(Rows from a dataset)
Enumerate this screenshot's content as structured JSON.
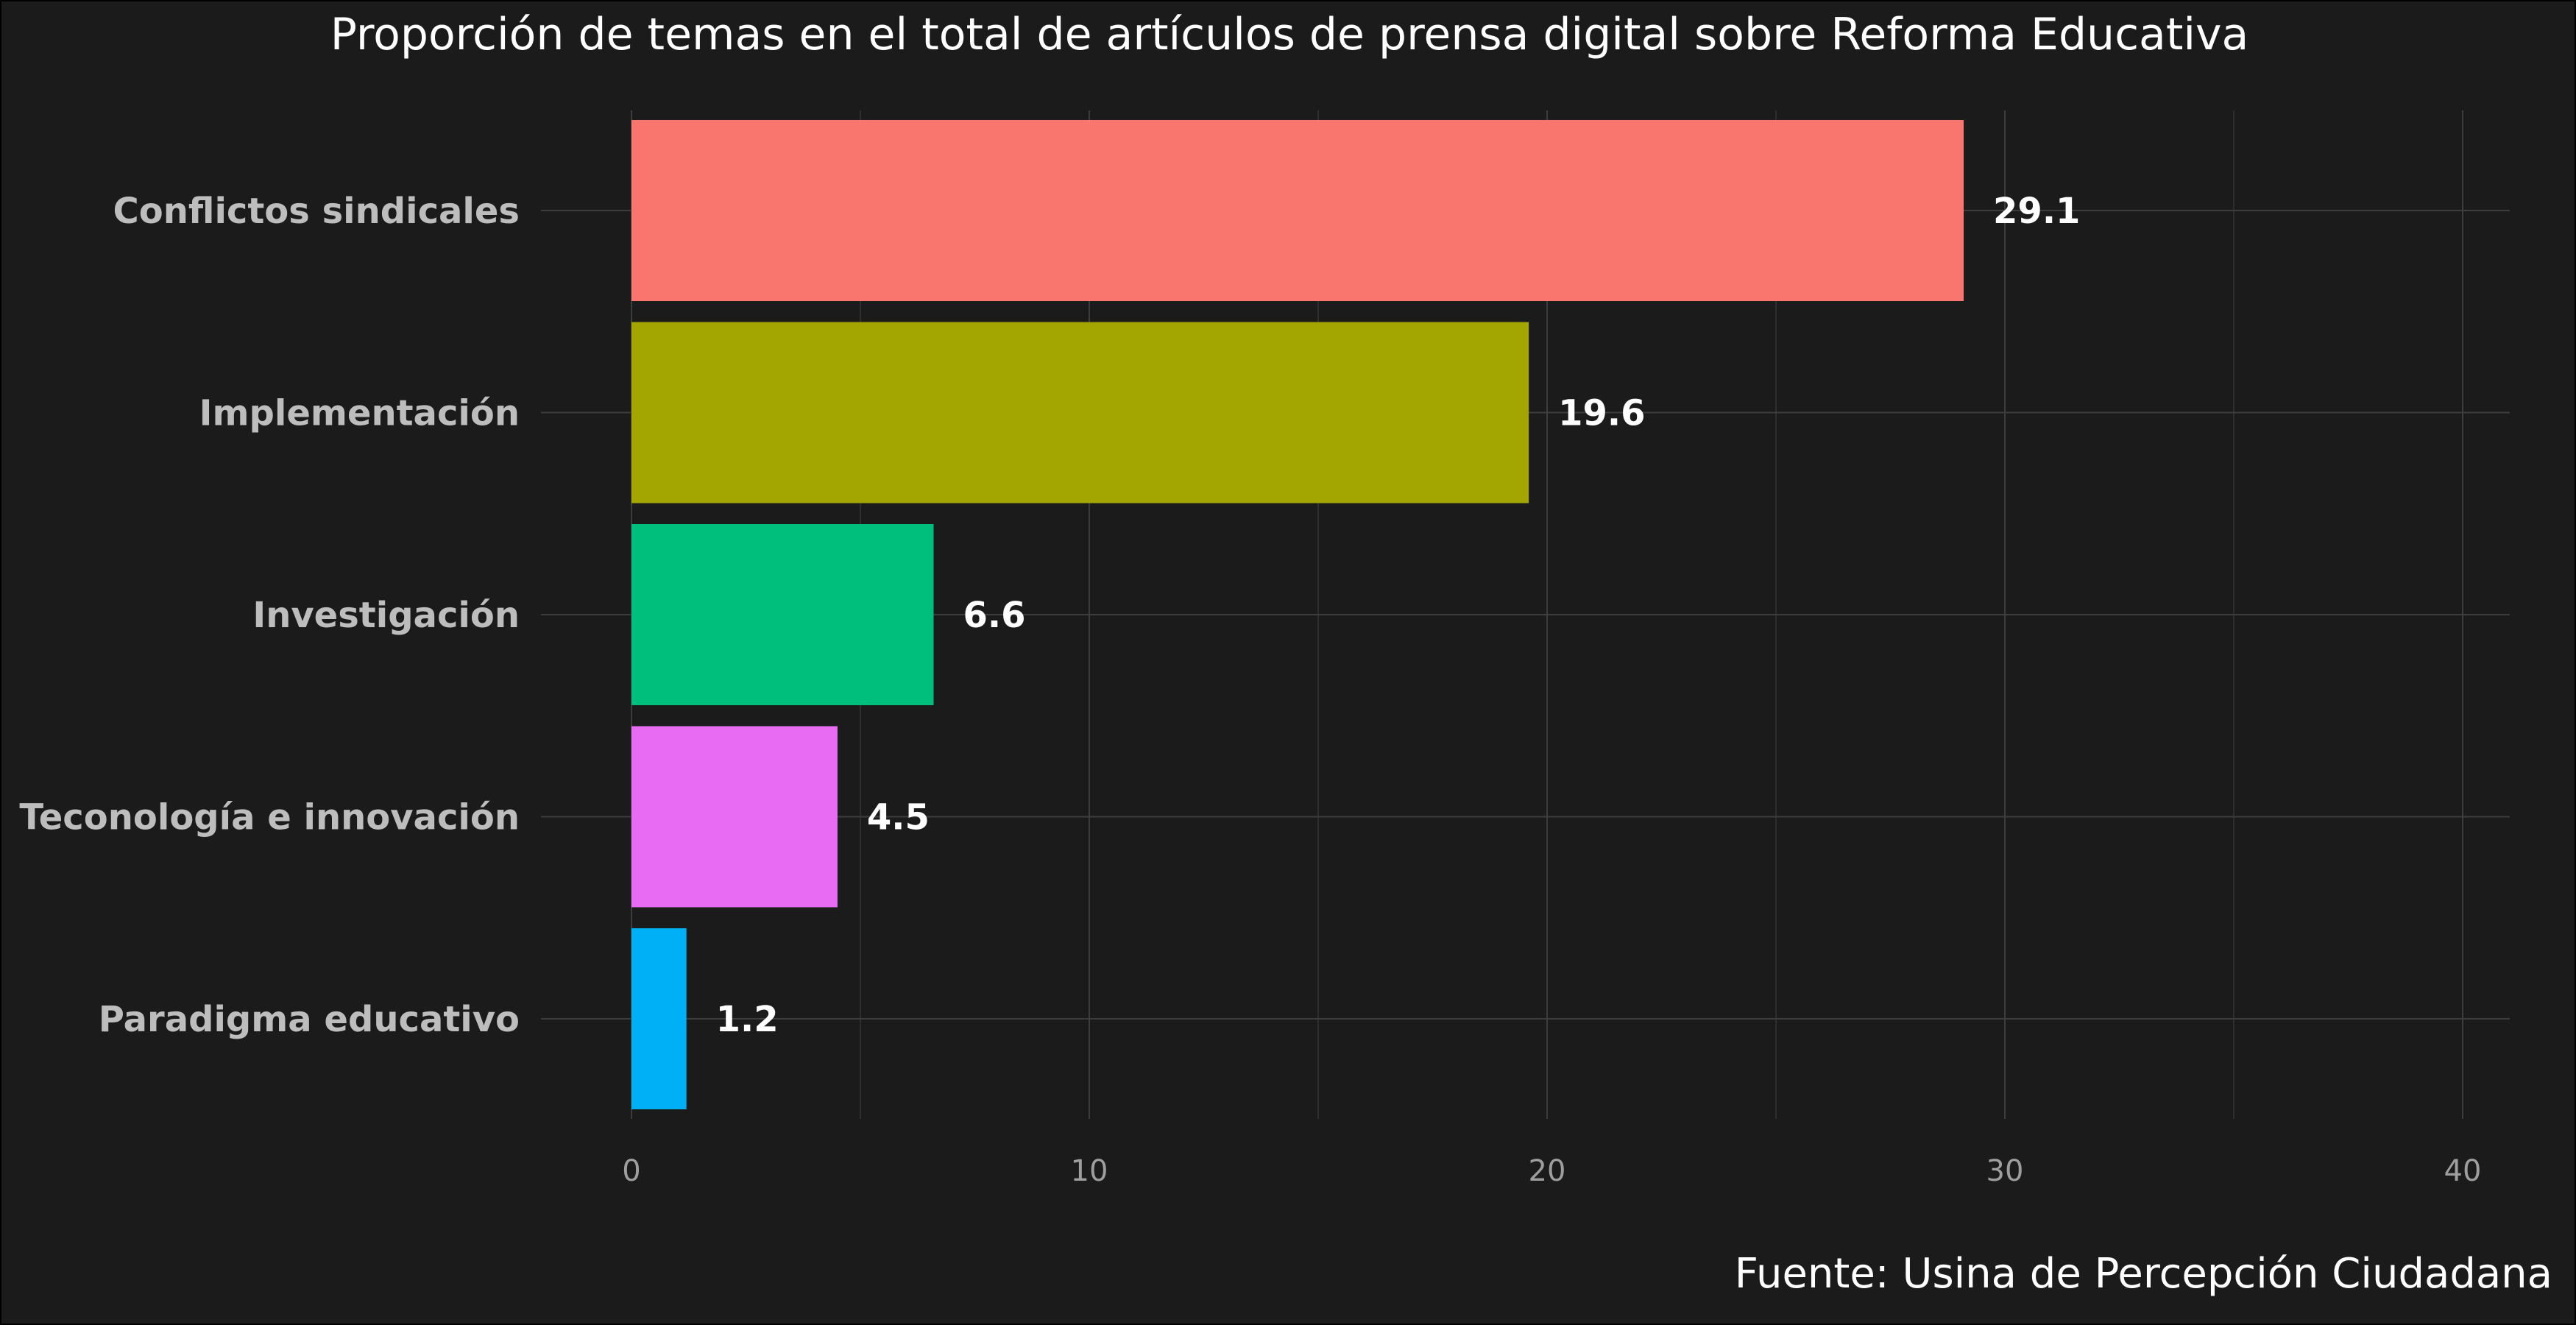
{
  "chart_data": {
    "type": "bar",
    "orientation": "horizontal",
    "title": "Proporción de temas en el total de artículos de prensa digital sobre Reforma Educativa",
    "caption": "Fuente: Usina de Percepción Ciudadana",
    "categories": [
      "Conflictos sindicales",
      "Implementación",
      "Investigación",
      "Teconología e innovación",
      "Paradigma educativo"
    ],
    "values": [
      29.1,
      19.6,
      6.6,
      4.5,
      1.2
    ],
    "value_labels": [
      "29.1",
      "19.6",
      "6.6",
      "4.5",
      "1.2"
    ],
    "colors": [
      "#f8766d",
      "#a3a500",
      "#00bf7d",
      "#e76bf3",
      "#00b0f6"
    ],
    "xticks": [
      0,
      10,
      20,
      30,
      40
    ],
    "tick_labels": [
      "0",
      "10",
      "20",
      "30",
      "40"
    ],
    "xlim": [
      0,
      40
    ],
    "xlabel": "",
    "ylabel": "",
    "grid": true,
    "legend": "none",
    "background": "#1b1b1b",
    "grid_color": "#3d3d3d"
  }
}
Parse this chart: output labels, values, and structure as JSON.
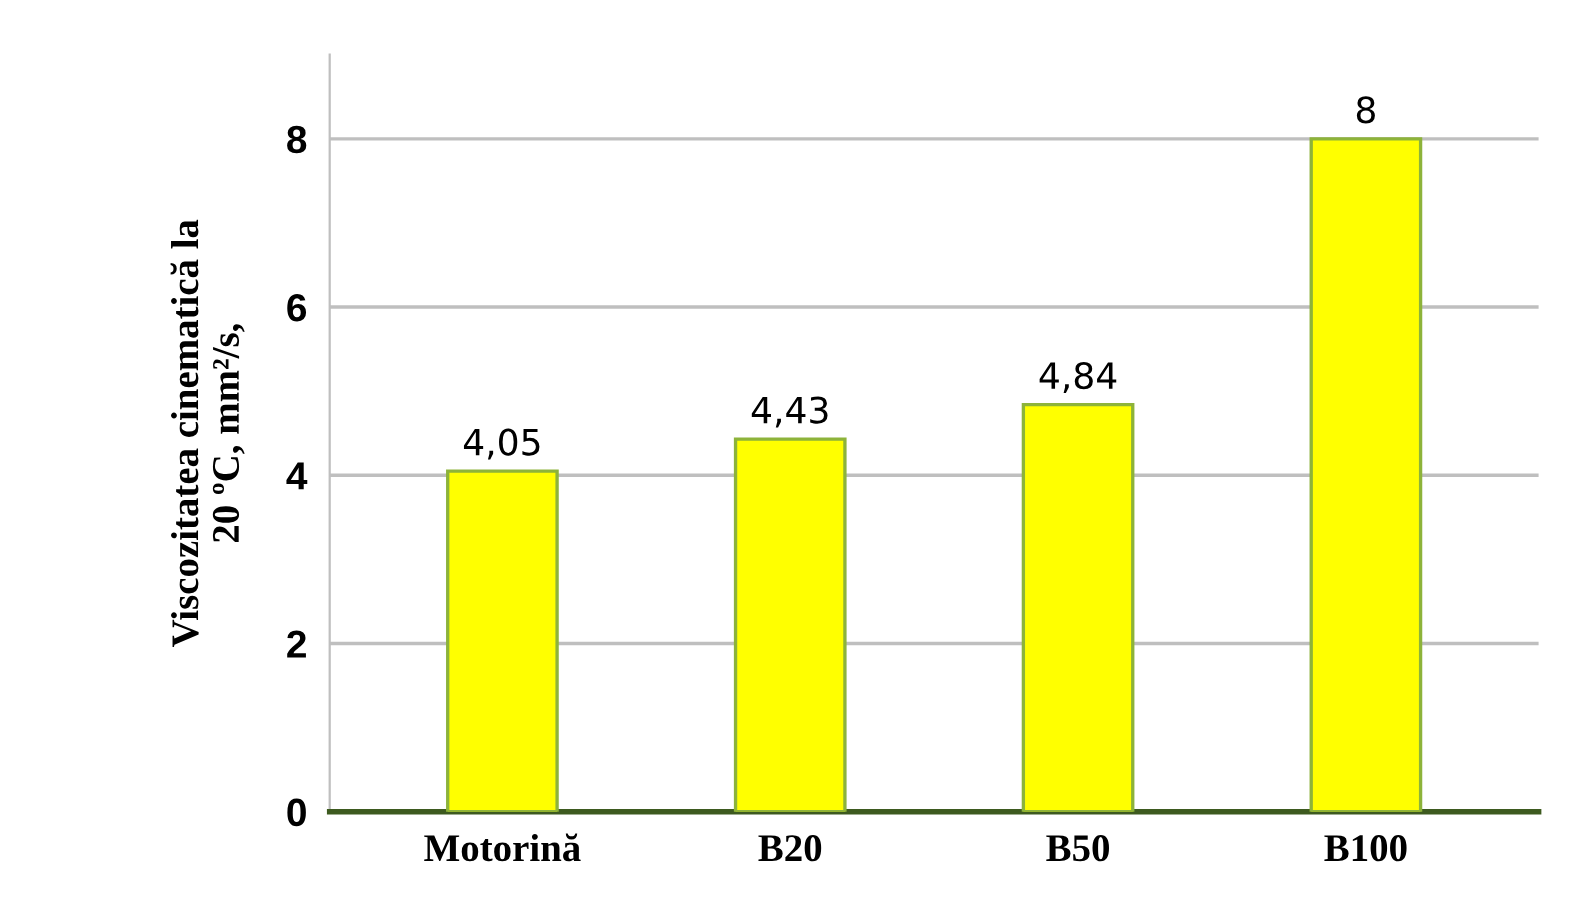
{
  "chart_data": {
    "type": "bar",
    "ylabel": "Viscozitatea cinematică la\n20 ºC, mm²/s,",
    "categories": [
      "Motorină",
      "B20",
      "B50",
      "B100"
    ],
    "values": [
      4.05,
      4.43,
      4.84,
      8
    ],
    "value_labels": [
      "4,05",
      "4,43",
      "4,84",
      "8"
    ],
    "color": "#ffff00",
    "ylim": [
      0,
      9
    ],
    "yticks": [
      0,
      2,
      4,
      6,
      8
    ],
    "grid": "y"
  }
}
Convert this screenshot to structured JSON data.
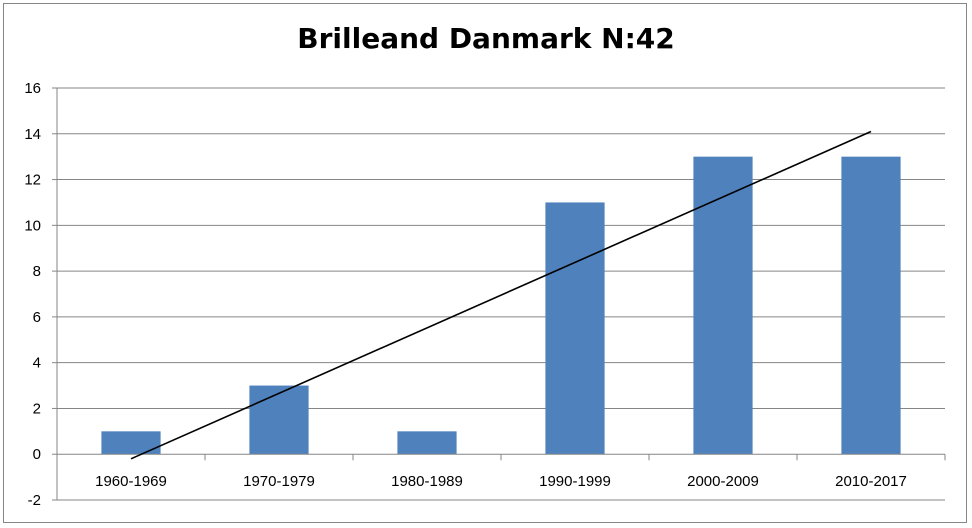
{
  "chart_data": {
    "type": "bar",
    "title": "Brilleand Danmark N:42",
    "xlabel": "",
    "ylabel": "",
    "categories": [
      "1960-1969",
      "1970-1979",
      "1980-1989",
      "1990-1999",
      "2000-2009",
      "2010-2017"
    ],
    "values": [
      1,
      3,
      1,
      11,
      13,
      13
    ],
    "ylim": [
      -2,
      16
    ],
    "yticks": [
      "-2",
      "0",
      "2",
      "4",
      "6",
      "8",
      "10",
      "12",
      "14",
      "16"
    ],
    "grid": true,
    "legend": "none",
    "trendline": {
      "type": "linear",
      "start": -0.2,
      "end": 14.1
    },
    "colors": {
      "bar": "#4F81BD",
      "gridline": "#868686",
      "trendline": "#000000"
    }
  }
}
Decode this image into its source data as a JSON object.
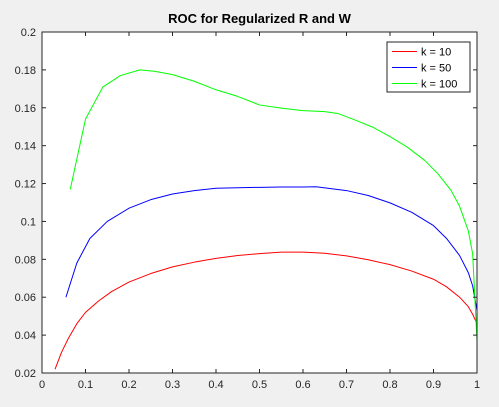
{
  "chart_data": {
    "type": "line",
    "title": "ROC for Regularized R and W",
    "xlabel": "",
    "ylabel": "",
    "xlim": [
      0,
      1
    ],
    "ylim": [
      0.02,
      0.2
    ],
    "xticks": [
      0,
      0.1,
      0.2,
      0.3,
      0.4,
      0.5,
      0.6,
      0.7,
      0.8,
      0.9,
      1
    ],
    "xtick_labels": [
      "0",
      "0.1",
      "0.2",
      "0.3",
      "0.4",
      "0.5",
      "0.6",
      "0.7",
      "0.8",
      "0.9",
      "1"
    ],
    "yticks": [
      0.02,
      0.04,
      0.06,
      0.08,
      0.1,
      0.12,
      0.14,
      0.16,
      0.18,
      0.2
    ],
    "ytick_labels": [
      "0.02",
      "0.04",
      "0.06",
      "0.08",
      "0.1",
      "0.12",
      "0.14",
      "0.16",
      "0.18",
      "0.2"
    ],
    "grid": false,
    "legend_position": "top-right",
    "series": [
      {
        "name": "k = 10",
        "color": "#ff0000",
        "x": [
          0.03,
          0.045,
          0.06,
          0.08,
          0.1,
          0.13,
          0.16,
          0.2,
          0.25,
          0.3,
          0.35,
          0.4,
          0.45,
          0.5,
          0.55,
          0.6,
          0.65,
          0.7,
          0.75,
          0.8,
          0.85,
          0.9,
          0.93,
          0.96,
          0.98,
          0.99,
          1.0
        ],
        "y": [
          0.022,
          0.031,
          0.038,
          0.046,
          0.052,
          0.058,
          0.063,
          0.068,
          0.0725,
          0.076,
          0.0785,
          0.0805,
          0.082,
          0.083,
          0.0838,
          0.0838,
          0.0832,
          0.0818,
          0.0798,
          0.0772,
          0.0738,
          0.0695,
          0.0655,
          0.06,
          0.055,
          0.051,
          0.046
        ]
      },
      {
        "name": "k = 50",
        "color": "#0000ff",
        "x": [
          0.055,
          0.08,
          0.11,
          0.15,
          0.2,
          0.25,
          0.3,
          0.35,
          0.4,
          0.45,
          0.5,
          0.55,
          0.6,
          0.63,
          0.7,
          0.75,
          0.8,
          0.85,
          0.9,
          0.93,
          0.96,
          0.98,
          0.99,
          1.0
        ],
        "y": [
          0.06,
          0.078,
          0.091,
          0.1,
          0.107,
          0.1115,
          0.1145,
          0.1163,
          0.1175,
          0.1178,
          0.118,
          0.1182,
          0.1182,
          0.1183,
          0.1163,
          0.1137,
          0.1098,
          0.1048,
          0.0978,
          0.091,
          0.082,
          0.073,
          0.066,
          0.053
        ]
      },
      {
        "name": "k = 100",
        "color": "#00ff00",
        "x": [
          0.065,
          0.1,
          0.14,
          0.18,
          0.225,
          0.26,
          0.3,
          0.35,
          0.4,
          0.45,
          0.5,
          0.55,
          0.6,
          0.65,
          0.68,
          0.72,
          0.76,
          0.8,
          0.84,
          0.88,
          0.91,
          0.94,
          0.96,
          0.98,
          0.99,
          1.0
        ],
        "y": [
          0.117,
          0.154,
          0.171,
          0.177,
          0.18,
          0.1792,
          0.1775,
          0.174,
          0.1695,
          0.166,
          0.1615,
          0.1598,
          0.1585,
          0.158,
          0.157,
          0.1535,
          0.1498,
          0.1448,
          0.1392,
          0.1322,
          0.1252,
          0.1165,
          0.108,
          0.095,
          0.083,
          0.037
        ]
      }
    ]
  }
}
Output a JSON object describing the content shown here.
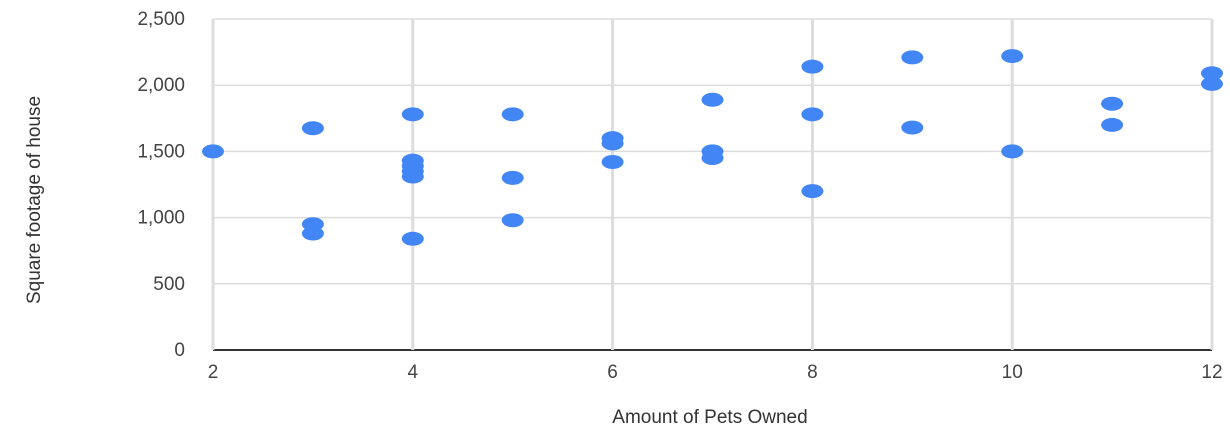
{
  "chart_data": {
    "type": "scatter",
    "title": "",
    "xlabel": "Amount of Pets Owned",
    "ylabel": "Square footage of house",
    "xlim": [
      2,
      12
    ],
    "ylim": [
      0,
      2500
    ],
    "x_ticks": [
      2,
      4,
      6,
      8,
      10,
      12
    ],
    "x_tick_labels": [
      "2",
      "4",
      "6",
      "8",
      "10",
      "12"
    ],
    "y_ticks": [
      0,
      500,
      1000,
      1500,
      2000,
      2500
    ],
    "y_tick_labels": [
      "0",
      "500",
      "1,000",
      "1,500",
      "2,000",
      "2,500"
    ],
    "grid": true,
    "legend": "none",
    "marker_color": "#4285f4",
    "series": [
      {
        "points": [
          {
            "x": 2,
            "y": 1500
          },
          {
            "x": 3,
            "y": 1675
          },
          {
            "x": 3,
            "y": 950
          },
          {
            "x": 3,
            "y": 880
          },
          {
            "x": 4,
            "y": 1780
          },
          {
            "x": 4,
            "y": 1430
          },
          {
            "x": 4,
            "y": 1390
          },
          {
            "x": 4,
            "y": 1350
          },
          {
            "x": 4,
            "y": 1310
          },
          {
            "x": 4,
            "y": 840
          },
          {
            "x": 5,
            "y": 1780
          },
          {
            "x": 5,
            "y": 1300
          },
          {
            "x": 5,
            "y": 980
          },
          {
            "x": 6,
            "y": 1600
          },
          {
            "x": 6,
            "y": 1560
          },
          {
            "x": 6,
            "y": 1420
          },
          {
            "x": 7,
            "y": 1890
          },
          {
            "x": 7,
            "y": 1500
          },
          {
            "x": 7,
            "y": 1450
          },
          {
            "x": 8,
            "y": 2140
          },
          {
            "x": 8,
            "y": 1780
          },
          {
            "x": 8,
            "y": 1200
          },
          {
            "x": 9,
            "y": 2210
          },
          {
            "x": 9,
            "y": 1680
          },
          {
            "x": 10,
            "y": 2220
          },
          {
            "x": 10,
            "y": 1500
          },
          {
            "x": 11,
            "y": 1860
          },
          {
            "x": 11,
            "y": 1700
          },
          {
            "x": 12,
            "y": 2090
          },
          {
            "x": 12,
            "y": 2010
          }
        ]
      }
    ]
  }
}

**Goal of the exercise**
Copy every line from the records above that contains the word "this".

**Output below**
Enumerate this screenshot's content as structured JSON.
Parse this chart: output labels, values, and structure as JSON.
Convert this screenshot to structured JSON data.
Decode this image into its source data as a JSON object.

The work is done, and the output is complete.